From the entries below, list each line with "document".

::: RECORDS SHOWN :::

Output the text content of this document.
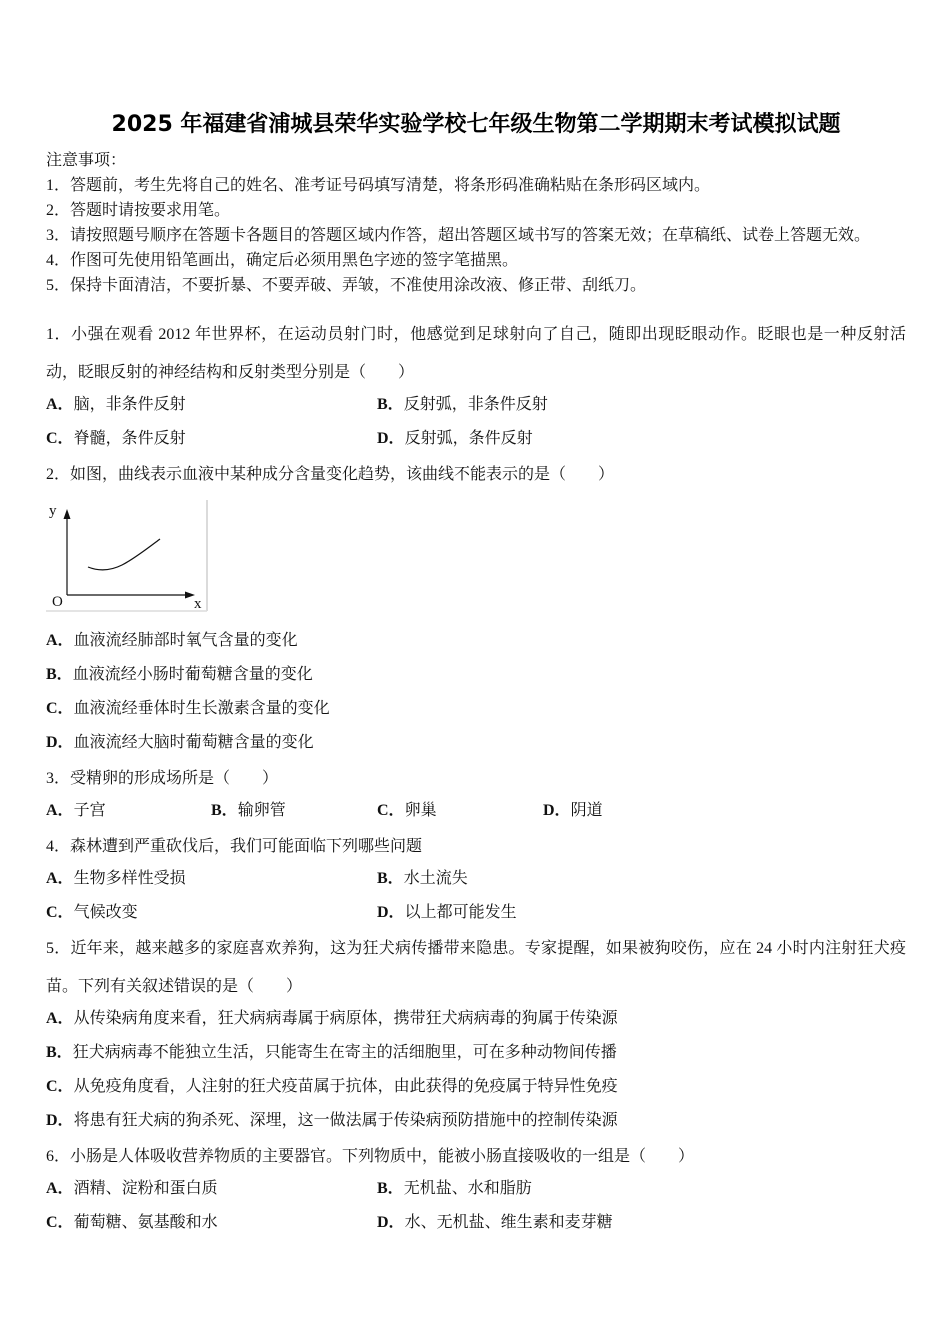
2025 年福建省浦城县荣华实验学校七年级生物第二学期期末考试模拟试题
注意事项：
1．答题前，考生先将自己的姓名、准考证号码填写清楚，将条形码准确粘贴在条形码区域内。
2．答题时请按要求用笔。
3．请按照题号顺序在答题卡各题目的答题区域内作答，超出答题区域书写的答案无效；在草稿纸、试卷上答题无效。
4．作图可先使用铅笔画出，确定后必须用黑色字迹的签字笔描黑。
5．保持卡面清洁，不要折暴、不要弄破、弄皱，不准使用涂改液、修正带、刮纸刀。

1．小强在观看 2012 年世界杯，在运动员射门时，他感觉到足球射向了自己，随即出现眨眼动作。眨眼也是一种反射活动，眨眼反射的神经结构和反射类型分别是（　　）

A．脑，非条件反射	B．反射弧，非条件反射
C．脊髓，条件反射	D．反射弧，条件反射

2．如图，曲线表示血液中某种成分含量变化趋势，该曲线不能表示的是（　　）

y
x
O
A．血液流经肺部时氧气含量的变化
B．血液流经小肠时葡萄糖含量的变化
C．血液流经垂体时生长激素含量的变化
D．血液流经大脑时葡萄糖含量的变化

3．受精卵的形成场所是（　　）

A．子宫	B．输卵管	C．卵巢	D．阴道

4．森林遭到严重砍伐后，我们可能面临下列哪些问题

A．生物多样性受损	B．水土流失
C．气候改变	D．以上都可能发生

5．近年来，越来越多的家庭喜欢养狗，这为狂犬病传播带来隐患。专家提醒，如果被狗咬伤，应在 24 小时内注射狂犬疫苗。下列有关叙述错误的是（　　）

A．从传染病角度来看，狂犬病病毒属于病原体，携带狂犬病病毒的狗属于传染源
B．狂犬病病毒不能独立生活，只能寄生在寄主的活细胞里，可在多种动物间传播
C．从免疫角度看，人注射的狂犬疫苗属于抗体，由此获得的免疫属于特异性免疫
D．将患有狂犬病的狗杀死、深埋，这一做法属于传染病预防措施中的控制传染源

6．小肠是人体吸收营养物质的主要器官。下列物质中，能被小肠直接吸收的一组是（　　）

A．酒精、淀粉和蛋白质	B．无机盐、水和脂肪
C．葡萄糖、氨基酸和水	D．水、无机盐、维生素和麦芽糖
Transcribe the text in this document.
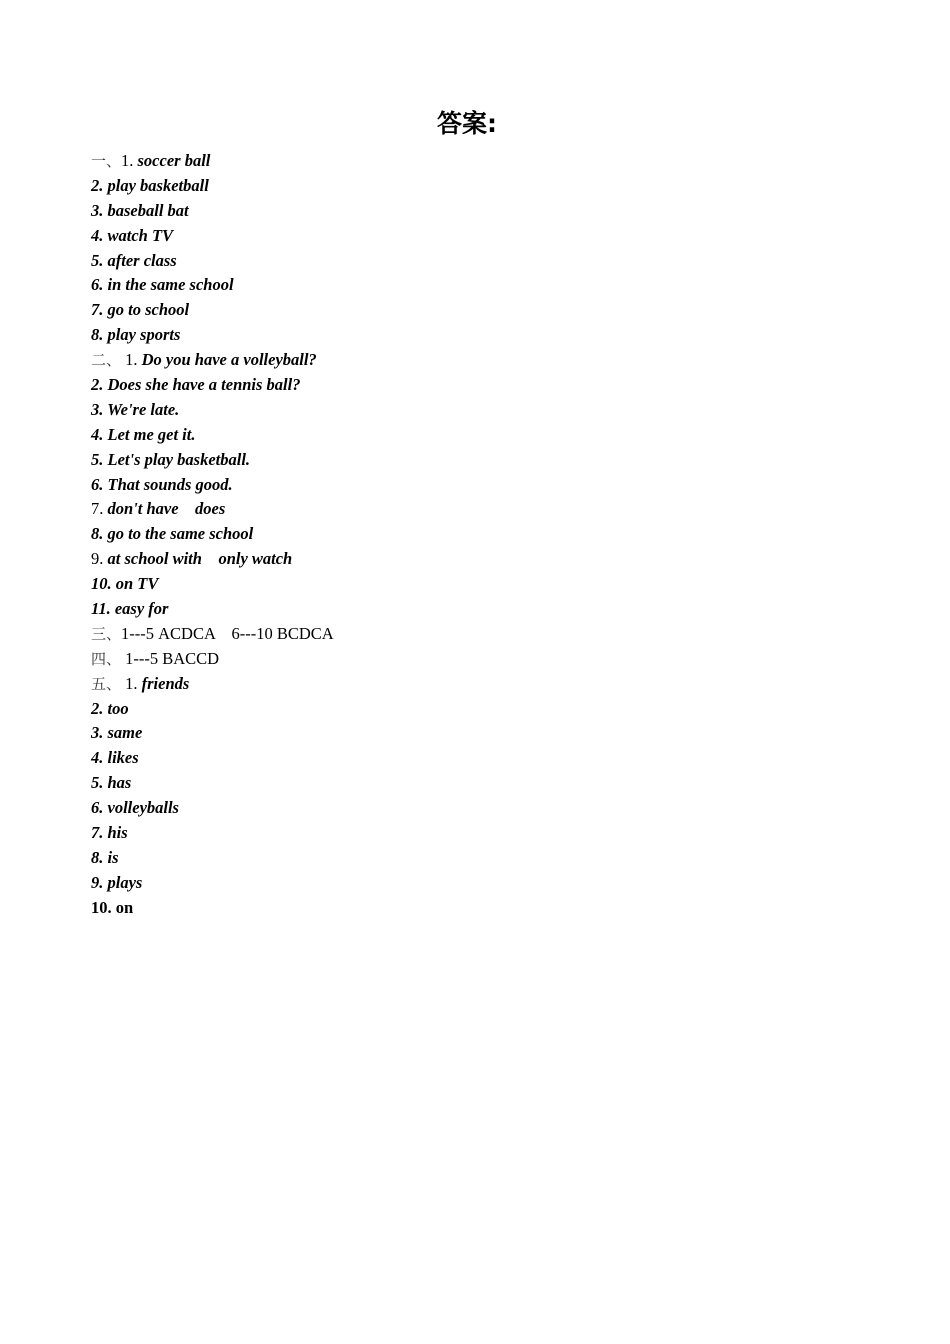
答案:
一、1. soccer ball
2. play basketball
3. baseball bat
4. watch TV
5. after class
6. in the same school
7. go to school
8. play sports
二、 1. Do you have a volleyball?
2. Does she have a tennis ball?
3. We're late.
4. Let me get it.
5. Let's play basketball.
6. That sounds good.
7. don't have    does
8. go to the same school
9. at school with    only watch
10. on TV
11. easy for
三、1---5 ACDCA    6---10 BCDCA
四、 1---5 BACCD
五、 1. friends
2. too
3. same
4. likes
5. has
6. volleyballs
7. his
8. is
9. plays
10. on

:::

RESULT OF THIS TASK.
Output the text content of this document.
Transcribe the text in this document.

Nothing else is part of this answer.